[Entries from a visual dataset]

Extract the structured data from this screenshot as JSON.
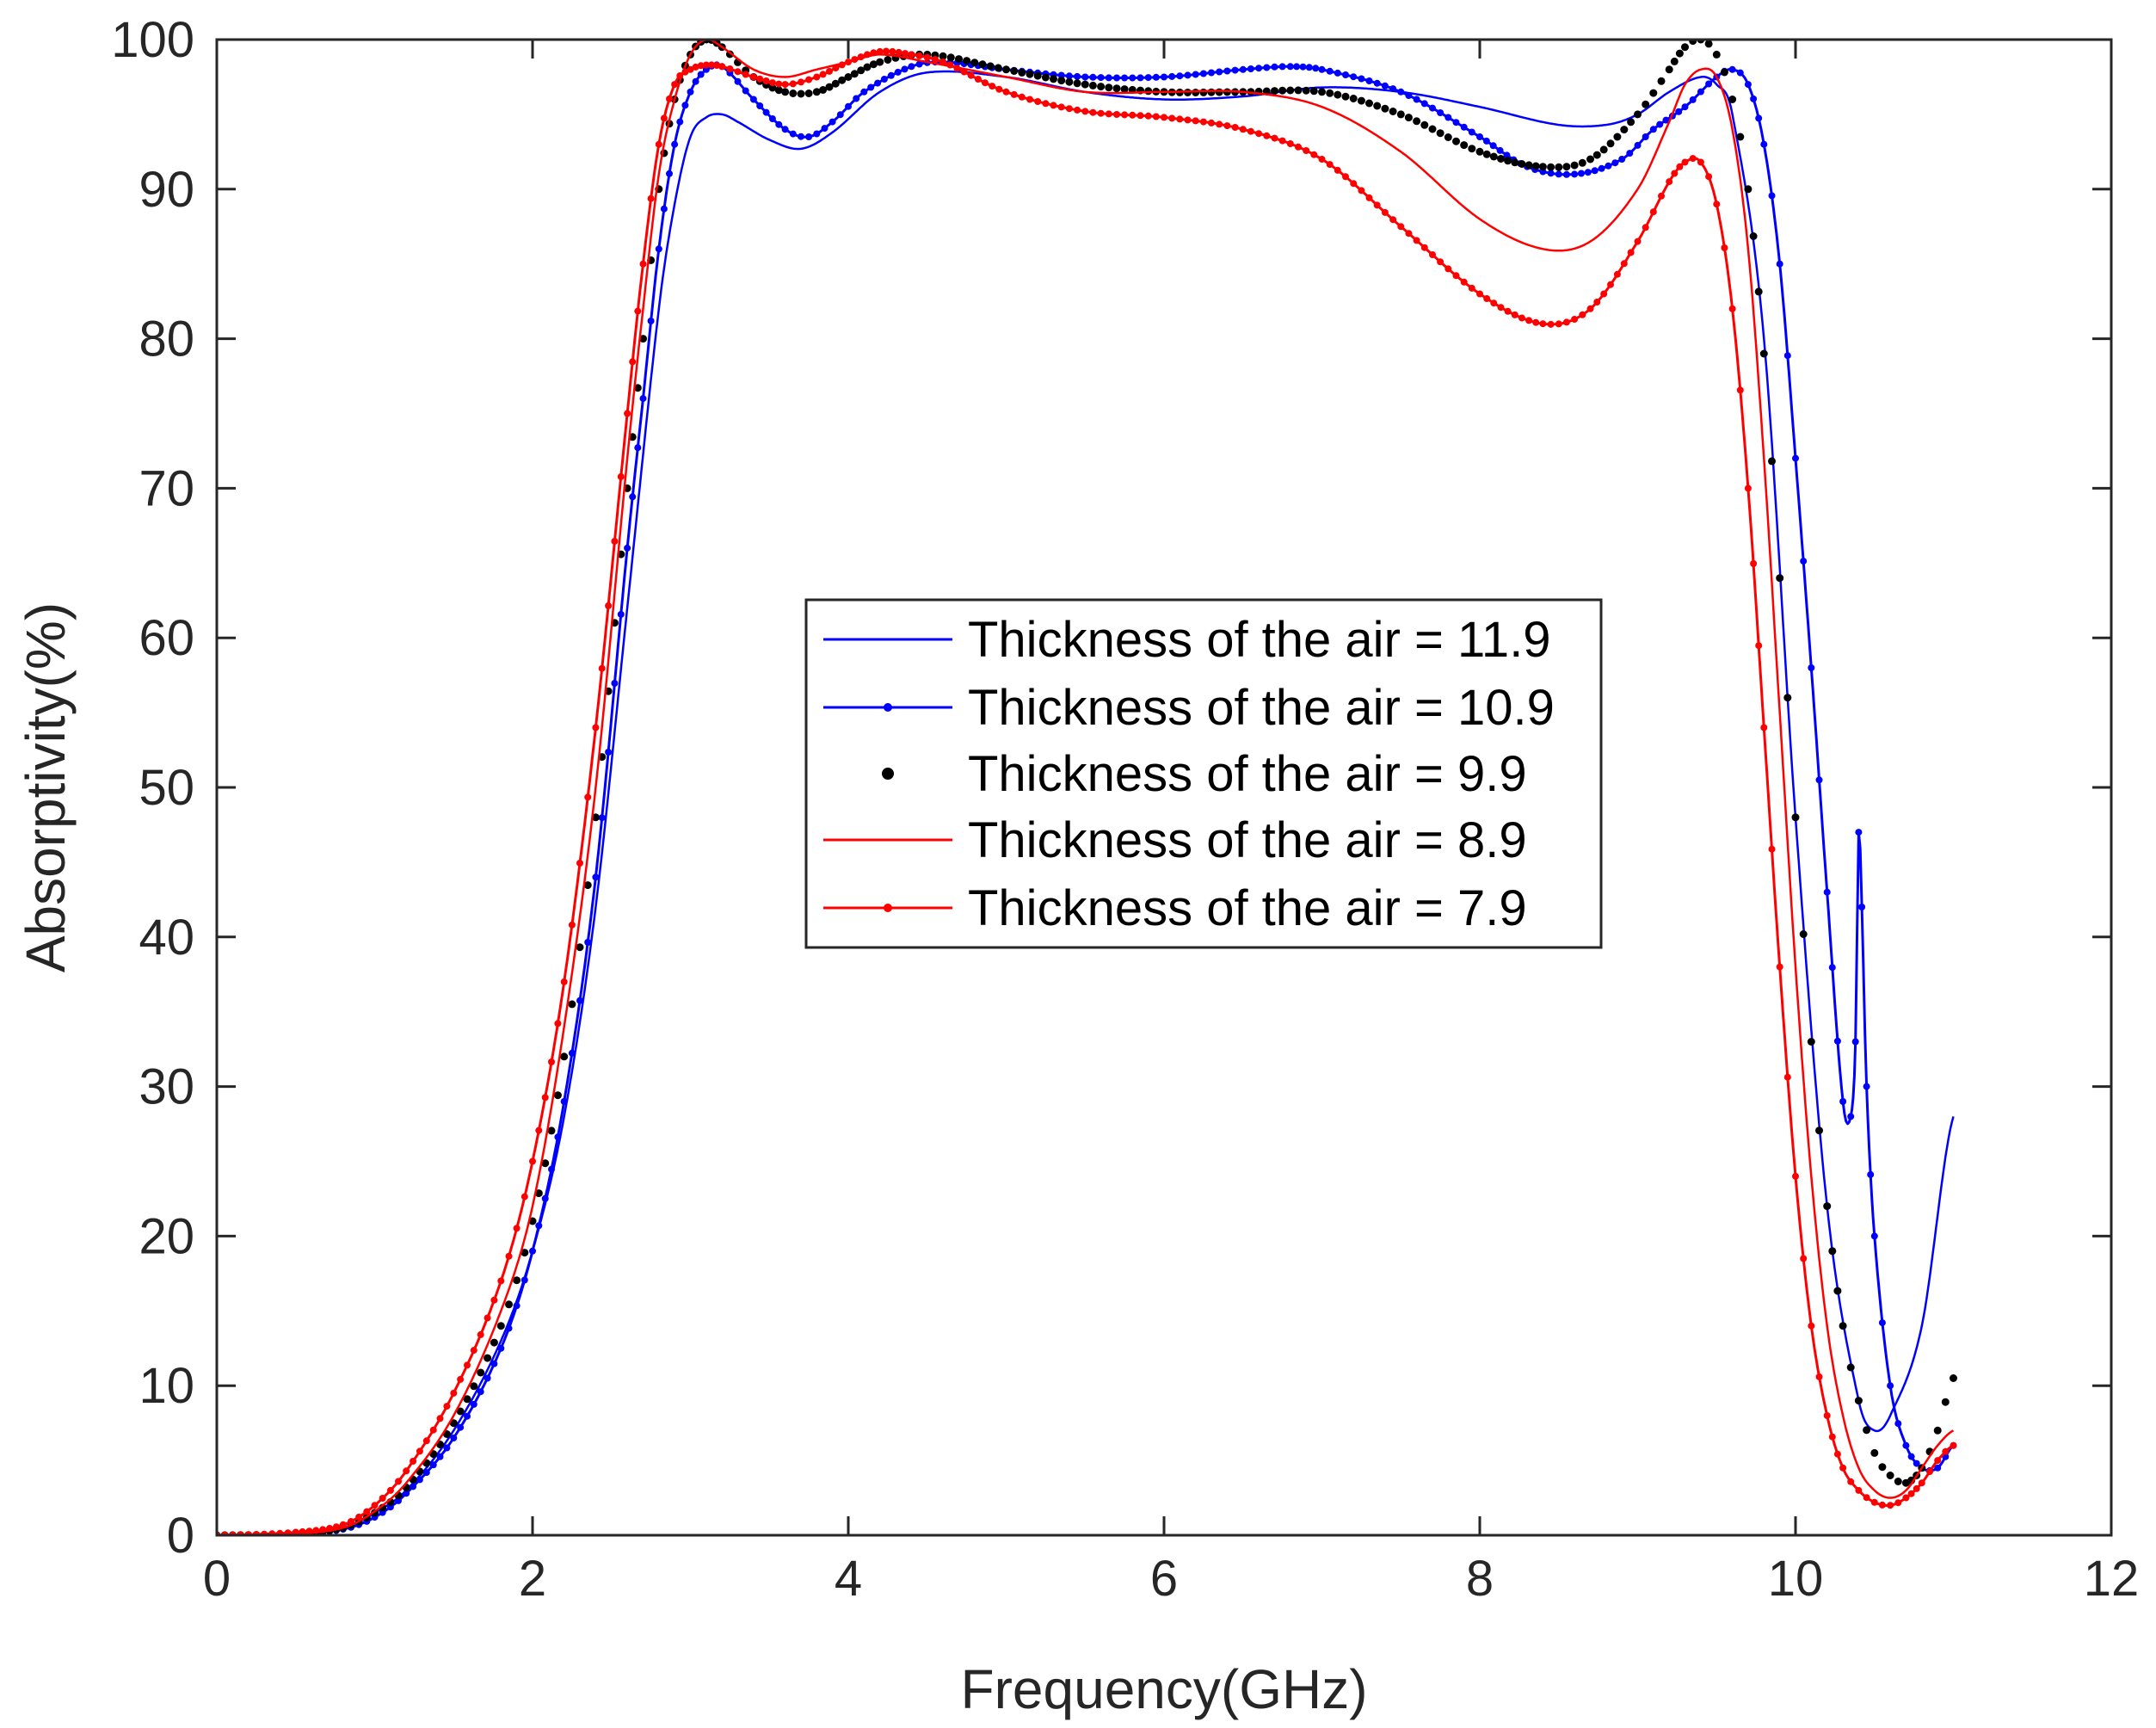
{
  "chart_data": {
    "type": "line",
    "title": "",
    "xlabel": "Frequency(GHz)",
    "ylabel": "Absorptivity(%)",
    "xlim": [
      0,
      12
    ],
    "ylim": [
      0,
      100
    ],
    "xticks": [
      0,
      2,
      4,
      6,
      8,
      10,
      12
    ],
    "yticks": [
      0,
      10,
      20,
      30,
      40,
      50,
      60,
      70,
      80,
      90,
      100
    ],
    "grid": false,
    "legend_position": "center",
    "series": [
      {
        "name": "Thickness of the air = 11.9",
        "color": "#0000ff",
        "style": "thin-line",
        "x": [
          0,
          0.5,
          0.8,
          1.0,
          1.2,
          1.5,
          1.8,
          2.0,
          2.2,
          2.4,
          2.6,
          2.8,
          2.9,
          3.0,
          3.1,
          3.2,
          3.3,
          3.5,
          3.7,
          3.9,
          4.2,
          4.5,
          5.0,
          5.5,
          6.0,
          6.5,
          7.0,
          7.5,
          8.0,
          8.5,
          8.8,
          9.0,
          9.2,
          9.4,
          9.5,
          9.6,
          9.8,
          10.0,
          10.2,
          10.4,
          10.5,
          10.6,
          10.8,
          11.0
        ],
        "y": [
          0,
          0.1,
          0.5,
          1.5,
          3,
          7,
          13,
          19,
          28,
          42,
          62,
          82,
          89,
          93.5,
          94.8,
          95,
          94.5,
          93.3,
          92.7,
          93.8,
          96.5,
          97.8,
          97.5,
          96.5,
          96,
          96.2,
          96.8,
          96.5,
          95.5,
          94.3,
          94.3,
          95,
          96.5,
          97.5,
          97,
          95,
          80,
          48,
          22,
          9,
          7,
          8,
          14,
          28
        ]
      },
      {
        "name": "Thickness of the air = 10.9",
        "color": "#0000ff",
        "style": "line-dots",
        "x": [
          0,
          0.5,
          0.8,
          1.0,
          1.2,
          1.5,
          1.8,
          2.0,
          2.2,
          2.4,
          2.6,
          2.7,
          2.8,
          2.9,
          3.0,
          3.1,
          3.2,
          3.4,
          3.6,
          3.75,
          3.9,
          4.1,
          4.4,
          4.6,
          5.0,
          5.5,
          6.0,
          6.5,
          6.8,
          7.0,
          7.5,
          8.0,
          8.3,
          8.6,
          8.9,
          9.1,
          9.3,
          9.5,
          9.6,
          9.7,
          9.8,
          9.9,
          10.0,
          10.1,
          10.2,
          10.3,
          10.35,
          10.38,
          10.4,
          10.42,
          10.45,
          10.5,
          10.6,
          10.7,
          10.8,
          10.9,
          11.0
        ],
        "y": [
          0,
          0.1,
          0.4,
          1.2,
          2.8,
          6.5,
          12.5,
          19,
          29,
          44,
          66,
          76,
          86,
          93,
          96.5,
          98,
          98.2,
          96,
          94,
          93.5,
          94.5,
          96.5,
          98.2,
          98.5,
          98,
          97.5,
          97.5,
          98,
          98.2,
          98,
          96.5,
          93.5,
          91.5,
          91,
          92,
          94,
          95.5,
          97.5,
          98,
          97,
          93,
          85,
          72,
          58,
          43,
          29,
          28,
          33,
          47,
          42,
          30,
          20,
          10,
          6,
          4.5,
          4.5,
          6
        ]
      },
      {
        "name": "Thickness of the air = 9.9",
        "color": "#000000",
        "style": "dots",
        "x": [
          0,
          0.5,
          0.8,
          1.0,
          1.2,
          1.5,
          1.8,
          2.0,
          2.2,
          2.4,
          2.6,
          2.7,
          2.8,
          2.9,
          3.0,
          3.1,
          3.2,
          3.4,
          3.6,
          3.8,
          4.0,
          4.2,
          4.5,
          5.0,
          5.5,
          6.0,
          6.5,
          7.0,
          7.5,
          8.0,
          8.4,
          8.7,
          9.0,
          9.2,
          9.3,
          9.4,
          9.5,
          9.6,
          9.7,
          9.8,
          9.9,
          10.0,
          10.1,
          10.2,
          10.3,
          10.4,
          10.5,
          10.6,
          10.7,
          10.8,
          10.9,
          11.0
        ],
        "y": [
          0,
          0.1,
          0.5,
          1.5,
          3.2,
          7.5,
          14,
          21,
          32,
          48,
          70,
          80,
          90,
          96,
          99,
          100,
          99.5,
          97.5,
          96.5,
          96.5,
          97.5,
          98.5,
          99,
          98,
          97,
          96.5,
          96.5,
          96.5,
          95,
          92.5,
          91.5,
          92,
          95,
          98,
          99.5,
          100,
          99,
          96,
          90,
          79,
          64,
          48,
          33,
          22,
          14,
          9,
          5.5,
          4,
          3.5,
          4.5,
          7,
          10.5
        ]
      },
      {
        "name": "Thickness of the air = 8.9",
        "color": "#ff0000",
        "style": "thin-line",
        "x": [
          0,
          0.5,
          0.8,
          1.0,
          1.2,
          1.5,
          1.8,
          2.0,
          2.2,
          2.4,
          2.6,
          2.7,
          2.8,
          2.9,
          3.0,
          3.1,
          3.2,
          3.4,
          3.6,
          3.8,
          4.0,
          4.2,
          4.5,
          5.0,
          5.5,
          6.0,
          6.5,
          7.0,
          7.5,
          8.0,
          8.4,
          8.7,
          9.0,
          9.2,
          9.3,
          9.4,
          9.5,
          9.6,
          9.7,
          9.8,
          9.9,
          10.0,
          10.1,
          10.2,
          10.3,
          10.4,
          10.5,
          10.6,
          10.7,
          10.8,
          10.9,
          11.0
        ],
        "y": [
          0,
          0.1,
          0.5,
          1.6,
          3.5,
          8,
          15,
          22,
          34,
          50,
          72,
          82,
          91,
          96,
          99,
          100,
          99.5,
          98,
          97.5,
          98,
          98.5,
          99,
          98.5,
          97.5,
          96.5,
          96.5,
          96.5,
          95.5,
          92.5,
          88,
          86,
          86.5,
          90,
          94.5,
          97,
          98,
          97.5,
          94,
          86,
          72,
          55,
          38,
          24,
          14,
          8,
          4.5,
          3,
          2.5,
          3,
          4.5,
          6,
          7
        ]
      },
      {
        "name": "Thickness of the air = 7.9",
        "color": "#ff0000",
        "style": "line-dots",
        "x": [
          0,
          0.5,
          0.8,
          1.0,
          1.2,
          1.5,
          1.8,
          2.0,
          2.2,
          2.4,
          2.6,
          2.7,
          2.8,
          2.9,
          3.0,
          3.1,
          3.2,
          3.4,
          3.6,
          3.8,
          4.0,
          4.2,
          4.4,
          4.6,
          5.0,
          5.5,
          6.0,
          6.5,
          7.0,
          7.5,
          8.0,
          8.4,
          8.7,
          9.0,
          9.2,
          9.3,
          9.4,
          9.5,
          9.6,
          9.7,
          9.8,
          9.9,
          10.0,
          10.1,
          10.2,
          10.3,
          10.4,
          10.5,
          10.6,
          10.7,
          10.8,
          10.9,
          11.0
        ],
        "y": [
          0,
          0.2,
          0.7,
          2,
          4.3,
          9.5,
          17,
          25,
          37,
          54,
          75,
          85,
          93,
          97,
          98,
          98.3,
          98.2,
          97.5,
          97,
          97.5,
          98.5,
          99.2,
          99,
          98.5,
          96.5,
          95.2,
          94.8,
          94,
          92,
          87.5,
          83,
          81,
          82,
          86.5,
          90.5,
          91.8,
          91.8,
          89,
          82,
          70,
          54,
          38,
          24,
          14,
          8,
          4.5,
          3,
          2.2,
          2,
          2.5,
          3.5,
          5,
          6
        ]
      }
    ]
  }
}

▸ **Exercise brief**:
From the material above, reproduce everything verbatim except the pictures.

▸ **Answer to the exercise**:
Extract the structured data from this screenshot as JSON.
{
  "chart_data": {
    "type": "line",
    "title": "",
    "xlabel": "Frequency(GHz)",
    "ylabel": "Absorptivity(%)",
    "xlim": [
      0,
      12
    ],
    "ylim": [
      0,
      100
    ],
    "xticks": [
      0,
      2,
      4,
      6,
      8,
      10,
      12
    ],
    "yticks": [
      0,
      10,
      20,
      30,
      40,
      50,
      60,
      70,
      80,
      90,
      100
    ],
    "grid": false,
    "legend_position": "center",
    "series": [
      {
        "name": "Thickness of the air = 11.9",
        "color": "#0000ff",
        "style": "thin-line",
        "x": [
          0,
          0.5,
          0.8,
          1.0,
          1.2,
          1.5,
          1.8,
          2.0,
          2.2,
          2.4,
          2.6,
          2.8,
          2.9,
          3.0,
          3.1,
          3.2,
          3.3,
          3.5,
          3.7,
          3.9,
          4.2,
          4.5,
          5.0,
          5.5,
          6.0,
          6.5,
          7.0,
          7.5,
          8.0,
          8.5,
          8.8,
          9.0,
          9.2,
          9.4,
          9.5,
          9.6,
          9.8,
          10.0,
          10.2,
          10.4,
          10.5,
          10.6,
          10.8,
          11.0
        ],
        "y": [
          0,
          0.1,
          0.5,
          1.5,
          3,
          7,
          13,
          19,
          28,
          42,
          62,
          82,
          89,
          93.5,
          94.8,
          95,
          94.5,
          93.3,
          92.7,
          93.8,
          96.5,
          97.8,
          97.5,
          96.5,
          96,
          96.2,
          96.8,
          96.5,
          95.5,
          94.3,
          94.3,
          95,
          96.5,
          97.5,
          97,
          95,
          80,
          48,
          22,
          9,
          7,
          8,
          14,
          28
        ]
      },
      {
        "name": "Thickness of the air = 10.9",
        "color": "#0000ff",
        "style": "line-dots",
        "x": [
          0,
          0.5,
          0.8,
          1.0,
          1.2,
          1.5,
          1.8,
          2.0,
          2.2,
          2.4,
          2.6,
          2.7,
          2.8,
          2.9,
          3.0,
          3.1,
          3.2,
          3.4,
          3.6,
          3.75,
          3.9,
          4.1,
          4.4,
          4.6,
          5.0,
          5.5,
          6.0,
          6.5,
          6.8,
          7.0,
          7.5,
          8.0,
          8.3,
          8.6,
          8.9,
          9.1,
          9.3,
          9.5,
          9.6,
          9.7,
          9.8,
          9.9,
          10.0,
          10.1,
          10.2,
          10.3,
          10.35,
          10.38,
          10.4,
          10.42,
          10.45,
          10.5,
          10.6,
          10.7,
          10.8,
          10.9,
          11.0
        ],
        "y": [
          0,
          0.1,
          0.4,
          1.2,
          2.8,
          6.5,
          12.5,
          19,
          29,
          44,
          66,
          76,
          86,
          93,
          96.5,
          98,
          98.2,
          96,
          94,
          93.5,
          94.5,
          96.5,
          98.2,
          98.5,
          98,
          97.5,
          97.5,
          98,
          98.2,
          98,
          96.5,
          93.5,
          91.5,
          91,
          92,
          94,
          95.5,
          97.5,
          98,
          97,
          93,
          85,
          72,
          58,
          43,
          29,
          28,
          33,
          47,
          42,
          30,
          20,
          10,
          6,
          4.5,
          4.5,
          6
        ]
      },
      {
        "name": "Thickness of the air = 9.9",
        "color": "#000000",
        "style": "dots",
        "x": [
          0,
          0.5,
          0.8,
          1.0,
          1.2,
          1.5,
          1.8,
          2.0,
          2.2,
          2.4,
          2.6,
          2.7,
          2.8,
          2.9,
          3.0,
          3.1,
          3.2,
          3.4,
          3.6,
          3.8,
          4.0,
          4.2,
          4.5,
          5.0,
          5.5,
          6.0,
          6.5,
          7.0,
          7.5,
          8.0,
          8.4,
          8.7,
          9.0,
          9.2,
          9.3,
          9.4,
          9.5,
          9.6,
          9.7,
          9.8,
          9.9,
          10.0,
          10.1,
          10.2,
          10.3,
          10.4,
          10.5,
          10.6,
          10.7,
          10.8,
          10.9,
          11.0
        ],
        "y": [
          0,
          0.1,
          0.5,
          1.5,
          3.2,
          7.5,
          14,
          21,
          32,
          48,
          70,
          80,
          90,
          96,
          99,
          100,
          99.5,
          97.5,
          96.5,
          96.5,
          97.5,
          98.5,
          99,
          98,
          97,
          96.5,
          96.5,
          96.5,
          95,
          92.5,
          91.5,
          92,
          95,
          98,
          99.5,
          100,
          99,
          96,
          90,
          79,
          64,
          48,
          33,
          22,
          14,
          9,
          5.5,
          4,
          3.5,
          4.5,
          7,
          10.5
        ]
      },
      {
        "name": "Thickness of the air = 8.9",
        "color": "#ff0000",
        "style": "thin-line",
        "x": [
          0,
          0.5,
          0.8,
          1.0,
          1.2,
          1.5,
          1.8,
          2.0,
          2.2,
          2.4,
          2.6,
          2.7,
          2.8,
          2.9,
          3.0,
          3.1,
          3.2,
          3.4,
          3.6,
          3.8,
          4.0,
          4.2,
          4.5,
          5.0,
          5.5,
          6.0,
          6.5,
          7.0,
          7.5,
          8.0,
          8.4,
          8.7,
          9.0,
          9.2,
          9.3,
          9.4,
          9.5,
          9.6,
          9.7,
          9.8,
          9.9,
          10.0,
          10.1,
          10.2,
          10.3,
          10.4,
          10.5,
          10.6,
          10.7,
          10.8,
          10.9,
          11.0
        ],
        "y": [
          0,
          0.1,
          0.5,
          1.6,
          3.5,
          8,
          15,
          22,
          34,
          50,
          72,
          82,
          91,
          96,
          99,
          100,
          99.5,
          98,
          97.5,
          98,
          98.5,
          99,
          98.5,
          97.5,
          96.5,
          96.5,
          96.5,
          95.5,
          92.5,
          88,
          86,
          86.5,
          90,
          94.5,
          97,
          98,
          97.5,
          94,
          86,
          72,
          55,
          38,
          24,
          14,
          8,
          4.5,
          3,
          2.5,
          3,
          4.5,
          6,
          7
        ]
      },
      {
        "name": "Thickness of the air = 7.9",
        "color": "#ff0000",
        "style": "line-dots",
        "x": [
          0,
          0.5,
          0.8,
          1.0,
          1.2,
          1.5,
          1.8,
          2.0,
          2.2,
          2.4,
          2.6,
          2.7,
          2.8,
          2.9,
          3.0,
          3.1,
          3.2,
          3.4,
          3.6,
          3.8,
          4.0,
          4.2,
          4.4,
          4.6,
          5.0,
          5.5,
          6.0,
          6.5,
          7.0,
          7.5,
          8.0,
          8.4,
          8.7,
          9.0,
          9.2,
          9.3,
          9.4,
          9.5,
          9.6,
          9.7,
          9.8,
          9.9,
          10.0,
          10.1,
          10.2,
          10.3,
          10.4,
          10.5,
          10.6,
          10.7,
          10.8,
          10.9,
          11.0
        ],
        "y": [
          0,
          0.2,
          0.7,
          2,
          4.3,
          9.5,
          17,
          25,
          37,
          54,
          75,
          85,
          93,
          97,
          98,
          98.3,
          98.2,
          97.5,
          97,
          97.5,
          98.5,
          99.2,
          99,
          98.5,
          96.5,
          95.2,
          94.8,
          94,
          92,
          87.5,
          83,
          81,
          82,
          86.5,
          90.5,
          91.8,
          91.8,
          89,
          82,
          70,
          54,
          38,
          24,
          14,
          8,
          4.5,
          3,
          2.2,
          2,
          2.5,
          3.5,
          5,
          6
        ]
      }
    ]
  }
}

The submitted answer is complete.